(Dataset rows)
-*-

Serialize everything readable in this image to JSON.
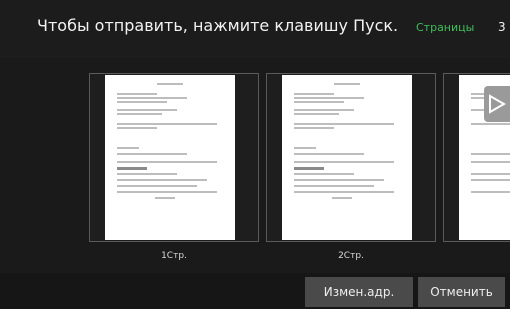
{
  "header": {
    "message": "Чтобы отправить, нажмите клавишу Пуск.",
    "pages_label": "Страницы",
    "pages_count": "3"
  },
  "thumbnails": [
    {
      "label": "1Стр."
    },
    {
      "label": "2Стр."
    },
    {
      "label": ""
    }
  ],
  "icons": {
    "next": "play-arrow-icon"
  },
  "footer": {
    "change_address": "Измен.адр.",
    "cancel": "Отменить"
  },
  "colors": {
    "background": "#161616",
    "accent_green": "#3fbf5a",
    "button": "#4a4a4a"
  }
}
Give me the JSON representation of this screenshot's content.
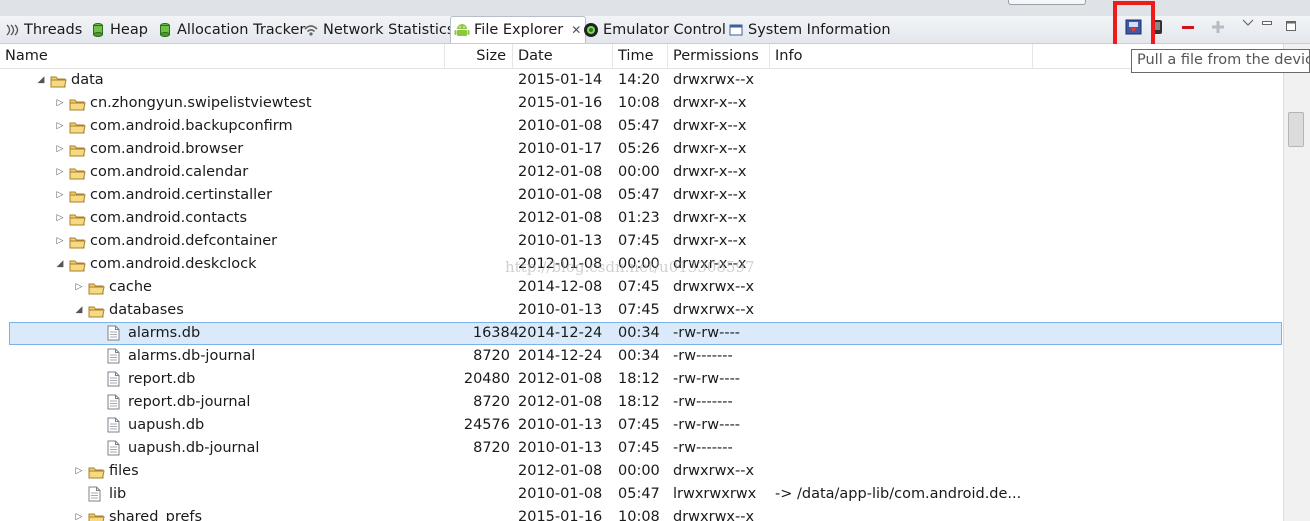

-*-

Instructions for the task: Repeat the lines above exactly, and keep every picture out.

Correct result:
Serialize everything readable in this image to JSON.
{
  "header": {
    "message": "Чтобы отправить, нажмите клавишу Пуск.",
    "pages_label": "Страницы",
    "pages_count": "3"
  },
  "thumbnails": [
    {
      "label": "1Стр."
    },
    {
      "label": "2Стр."
    },
    {
      "label": ""
    }
  ],
  "icons": {
    "next": "play-arrow-icon"
  },
  "footer": {
    "change_address": "Измен.адр.",
    "cancel": "Отменить"
  },
  "colors": {
    "background": "#161616",
    "accent_green": "#3fbf5a",
    "button": "#4a4a4a"
  }
}
Give me the JSON representation of this screenshot's content.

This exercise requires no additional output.